* _STATED PROBLEM_
Show every line in the records below that contains the word "Flip".

* _ENTRIES PROVIDED_
* * *

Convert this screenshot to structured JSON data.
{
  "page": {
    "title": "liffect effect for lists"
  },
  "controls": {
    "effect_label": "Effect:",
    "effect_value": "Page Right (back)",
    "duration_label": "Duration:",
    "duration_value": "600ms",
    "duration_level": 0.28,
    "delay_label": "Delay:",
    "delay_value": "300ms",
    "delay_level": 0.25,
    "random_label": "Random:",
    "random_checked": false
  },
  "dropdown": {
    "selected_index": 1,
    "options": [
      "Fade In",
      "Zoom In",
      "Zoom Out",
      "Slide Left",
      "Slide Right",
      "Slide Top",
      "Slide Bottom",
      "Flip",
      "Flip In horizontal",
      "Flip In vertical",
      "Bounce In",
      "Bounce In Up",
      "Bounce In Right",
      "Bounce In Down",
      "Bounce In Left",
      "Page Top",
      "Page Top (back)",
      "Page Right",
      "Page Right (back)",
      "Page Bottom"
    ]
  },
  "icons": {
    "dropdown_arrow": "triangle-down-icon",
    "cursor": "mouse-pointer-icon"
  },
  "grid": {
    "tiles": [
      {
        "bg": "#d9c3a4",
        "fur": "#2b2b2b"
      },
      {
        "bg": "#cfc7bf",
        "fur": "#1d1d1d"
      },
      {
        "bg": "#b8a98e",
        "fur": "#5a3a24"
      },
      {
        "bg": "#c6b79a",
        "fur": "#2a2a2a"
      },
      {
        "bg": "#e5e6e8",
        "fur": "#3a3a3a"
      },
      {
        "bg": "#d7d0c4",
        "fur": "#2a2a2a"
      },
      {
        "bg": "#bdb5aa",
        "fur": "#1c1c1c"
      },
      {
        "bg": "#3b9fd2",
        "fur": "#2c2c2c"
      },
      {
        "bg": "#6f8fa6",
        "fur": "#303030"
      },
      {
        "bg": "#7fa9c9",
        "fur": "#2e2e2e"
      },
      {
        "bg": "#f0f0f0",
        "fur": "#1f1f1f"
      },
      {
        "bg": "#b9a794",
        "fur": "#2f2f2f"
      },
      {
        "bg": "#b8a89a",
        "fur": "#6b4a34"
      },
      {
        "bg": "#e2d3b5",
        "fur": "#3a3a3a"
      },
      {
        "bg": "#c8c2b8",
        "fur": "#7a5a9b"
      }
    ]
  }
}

* * *

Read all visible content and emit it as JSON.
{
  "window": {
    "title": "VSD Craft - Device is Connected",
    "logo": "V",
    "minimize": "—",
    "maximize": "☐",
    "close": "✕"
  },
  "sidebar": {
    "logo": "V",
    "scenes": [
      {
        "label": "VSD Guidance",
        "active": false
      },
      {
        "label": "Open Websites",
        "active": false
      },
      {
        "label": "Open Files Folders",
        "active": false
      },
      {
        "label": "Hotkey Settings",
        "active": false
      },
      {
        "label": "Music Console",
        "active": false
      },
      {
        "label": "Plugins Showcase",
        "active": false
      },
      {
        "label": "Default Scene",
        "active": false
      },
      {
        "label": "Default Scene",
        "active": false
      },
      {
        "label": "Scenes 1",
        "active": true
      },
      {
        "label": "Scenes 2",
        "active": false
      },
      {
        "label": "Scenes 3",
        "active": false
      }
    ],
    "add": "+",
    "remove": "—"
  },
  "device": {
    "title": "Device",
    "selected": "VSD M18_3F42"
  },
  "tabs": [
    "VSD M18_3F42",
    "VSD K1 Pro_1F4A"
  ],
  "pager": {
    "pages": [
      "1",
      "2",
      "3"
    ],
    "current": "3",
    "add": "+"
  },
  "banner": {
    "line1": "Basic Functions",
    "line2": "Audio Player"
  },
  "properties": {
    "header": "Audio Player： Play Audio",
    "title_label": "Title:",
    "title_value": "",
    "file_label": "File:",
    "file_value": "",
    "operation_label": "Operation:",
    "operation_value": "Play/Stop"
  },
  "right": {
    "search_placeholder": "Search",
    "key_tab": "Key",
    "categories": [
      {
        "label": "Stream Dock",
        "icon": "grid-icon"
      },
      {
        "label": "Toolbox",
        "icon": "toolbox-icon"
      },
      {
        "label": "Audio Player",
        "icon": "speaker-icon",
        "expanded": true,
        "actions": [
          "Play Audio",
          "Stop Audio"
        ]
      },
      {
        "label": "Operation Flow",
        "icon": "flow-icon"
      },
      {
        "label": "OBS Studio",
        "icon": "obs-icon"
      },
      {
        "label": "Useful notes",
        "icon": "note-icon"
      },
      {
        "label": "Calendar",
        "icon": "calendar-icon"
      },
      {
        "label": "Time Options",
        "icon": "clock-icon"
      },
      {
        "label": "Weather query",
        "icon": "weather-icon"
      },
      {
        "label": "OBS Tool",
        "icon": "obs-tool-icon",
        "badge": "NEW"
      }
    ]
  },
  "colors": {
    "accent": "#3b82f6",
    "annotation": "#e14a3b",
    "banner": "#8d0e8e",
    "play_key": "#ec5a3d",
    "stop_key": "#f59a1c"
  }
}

* * *

* _THE REPLY_
      "Flip",
      "Flip In horizontal",
      "Flip In vertical",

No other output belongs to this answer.